Segment Start: EXTRACT

Jen Stone, in the Kansas City Jewish Chronicle (Nov. 14, 200):

Jonathan Sarna, a history professor at Brandeis University, took it upon himself to create an in-depth look at American Jewish history and published it in book form just in time for the 350th anniversary of American Judaism.

"There actually hasn't been a comprehensive history written on Judaism since Nathan Glazer," he said, referring to Glazer's 1972 book, "American Judaism (The Chicago History of American Civilization)." Sarna said that there have been plenty of histories of Jews, but not of Judaism as an entity. After consulting with friends who specialize in American religions, he discovered that there really hadn't been anything new in the category of Judaism, and that "people really had no idea how Judaism came into the larger story of American history."

Sarna said that as a historian, he was eager to do a book that wasn't a chapter-by-chapter description of each individual Jewish sect, but rather a book that showed how they all related to each other.
"I started work on the book in the mid-1990s, while I was on sabbatical," Sarna said. "I stopped for a long time because I had cancer, but I picked it up again when it finally looked like I was going to survive." He wrote quite a bit of the book in Israel during 2001 and 2002, and the book was published in March.

Segment End: EXTRACT

TO DO >>
1. Answer these questions using the excerpt.
(a) At which university does Jonathan Sarna teach history?
(b) In what year was Nathan Glazer's book published?
(c) Where did Sarna write much of his book?
2. Decide whether each statement agrees with the excerpt, and quote the words that settle it.
(a) Sarna began the book in the mid-1990s while on sabbatical.
(b) Sarna set out to write a chapter-by-chapter description of each Jewish sect.
(c) The book came out in March.
3. List every person named in the excerpt.
You will not need the data to answer anything here.

Segment Start: SOURCE DATA

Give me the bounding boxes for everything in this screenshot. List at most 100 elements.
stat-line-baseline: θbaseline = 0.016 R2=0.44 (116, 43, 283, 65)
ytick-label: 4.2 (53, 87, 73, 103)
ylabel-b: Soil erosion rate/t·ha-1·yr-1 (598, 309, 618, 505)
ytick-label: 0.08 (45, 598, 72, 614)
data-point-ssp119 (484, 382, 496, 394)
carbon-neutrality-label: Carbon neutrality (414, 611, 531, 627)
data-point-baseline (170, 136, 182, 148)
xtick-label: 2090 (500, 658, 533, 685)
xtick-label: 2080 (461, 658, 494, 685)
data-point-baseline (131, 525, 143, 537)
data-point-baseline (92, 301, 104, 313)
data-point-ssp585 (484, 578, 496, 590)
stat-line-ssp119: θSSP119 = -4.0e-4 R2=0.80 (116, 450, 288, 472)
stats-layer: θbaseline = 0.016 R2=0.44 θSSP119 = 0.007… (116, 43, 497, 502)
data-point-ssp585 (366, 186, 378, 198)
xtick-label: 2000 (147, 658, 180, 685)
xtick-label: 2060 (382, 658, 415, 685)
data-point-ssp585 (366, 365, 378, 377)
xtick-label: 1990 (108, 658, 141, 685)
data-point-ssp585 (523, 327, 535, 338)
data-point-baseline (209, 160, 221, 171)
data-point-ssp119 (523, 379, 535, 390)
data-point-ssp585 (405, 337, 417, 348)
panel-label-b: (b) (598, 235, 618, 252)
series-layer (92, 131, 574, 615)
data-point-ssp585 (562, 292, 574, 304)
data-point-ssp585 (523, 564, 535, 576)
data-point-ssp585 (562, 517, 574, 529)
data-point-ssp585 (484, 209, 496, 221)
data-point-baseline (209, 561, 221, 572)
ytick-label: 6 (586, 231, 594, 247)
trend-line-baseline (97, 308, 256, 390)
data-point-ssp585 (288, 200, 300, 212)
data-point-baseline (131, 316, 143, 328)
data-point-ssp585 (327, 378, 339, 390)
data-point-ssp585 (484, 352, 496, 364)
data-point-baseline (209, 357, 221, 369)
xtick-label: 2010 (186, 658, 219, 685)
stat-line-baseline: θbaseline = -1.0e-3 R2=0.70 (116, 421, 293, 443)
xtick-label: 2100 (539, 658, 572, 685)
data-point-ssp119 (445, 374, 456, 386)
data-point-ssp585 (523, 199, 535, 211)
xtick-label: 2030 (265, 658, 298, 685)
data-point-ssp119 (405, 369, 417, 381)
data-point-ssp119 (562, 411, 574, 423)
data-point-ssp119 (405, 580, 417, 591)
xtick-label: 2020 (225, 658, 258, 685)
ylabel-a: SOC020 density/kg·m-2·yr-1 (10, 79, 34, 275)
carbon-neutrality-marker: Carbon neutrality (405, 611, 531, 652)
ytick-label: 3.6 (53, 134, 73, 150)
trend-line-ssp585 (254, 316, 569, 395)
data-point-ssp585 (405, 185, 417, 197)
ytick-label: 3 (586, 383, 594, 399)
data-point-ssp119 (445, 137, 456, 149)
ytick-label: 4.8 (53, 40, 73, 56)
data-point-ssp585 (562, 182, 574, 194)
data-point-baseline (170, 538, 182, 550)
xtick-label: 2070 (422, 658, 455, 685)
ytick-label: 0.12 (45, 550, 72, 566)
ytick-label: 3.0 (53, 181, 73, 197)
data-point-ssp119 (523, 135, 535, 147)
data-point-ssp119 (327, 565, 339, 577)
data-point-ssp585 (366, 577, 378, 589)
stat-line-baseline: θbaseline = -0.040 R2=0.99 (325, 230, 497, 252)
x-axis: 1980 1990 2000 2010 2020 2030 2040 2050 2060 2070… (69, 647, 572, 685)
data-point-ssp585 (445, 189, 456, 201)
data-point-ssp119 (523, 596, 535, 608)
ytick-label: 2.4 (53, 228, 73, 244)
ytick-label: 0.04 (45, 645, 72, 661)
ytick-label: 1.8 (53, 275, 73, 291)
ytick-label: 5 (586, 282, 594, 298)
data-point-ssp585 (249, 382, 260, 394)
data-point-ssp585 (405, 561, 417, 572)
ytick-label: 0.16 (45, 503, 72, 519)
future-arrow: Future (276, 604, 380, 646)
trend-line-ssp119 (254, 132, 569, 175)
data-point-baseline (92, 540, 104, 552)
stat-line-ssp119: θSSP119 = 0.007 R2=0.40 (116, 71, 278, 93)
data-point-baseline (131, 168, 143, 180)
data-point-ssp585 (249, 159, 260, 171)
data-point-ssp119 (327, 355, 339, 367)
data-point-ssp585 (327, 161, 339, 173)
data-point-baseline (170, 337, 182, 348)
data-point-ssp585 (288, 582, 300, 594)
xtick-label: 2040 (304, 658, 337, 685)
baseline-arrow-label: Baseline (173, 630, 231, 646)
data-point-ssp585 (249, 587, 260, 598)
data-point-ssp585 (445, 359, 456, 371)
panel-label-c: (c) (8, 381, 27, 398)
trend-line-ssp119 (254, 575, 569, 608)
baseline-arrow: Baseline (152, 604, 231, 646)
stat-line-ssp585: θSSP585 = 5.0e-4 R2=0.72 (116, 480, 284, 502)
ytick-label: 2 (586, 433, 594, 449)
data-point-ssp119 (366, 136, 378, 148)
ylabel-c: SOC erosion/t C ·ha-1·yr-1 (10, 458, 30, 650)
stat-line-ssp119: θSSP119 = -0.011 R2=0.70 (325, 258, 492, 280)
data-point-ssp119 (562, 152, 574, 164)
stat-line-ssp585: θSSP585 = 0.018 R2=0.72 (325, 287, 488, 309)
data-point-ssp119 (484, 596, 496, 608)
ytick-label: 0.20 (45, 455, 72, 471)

Segment End: SOURCE DATA

YOUR WRITTEN ANSWERS >>
1.
(a) Brandeis University
(b) 1972
(c) In Israel, during 2001 and 2002

2.
(a) Yes: "I started work on the book in the mid-1990s, while I was on sabbatical"
(b) No: "a book that wasn't a chapter-by-chapter description of each individual Jewish sect"
(c) Yes: "the book was published in March"

3.
Jen Stone
Jonathan Sarna
Nathan Glazer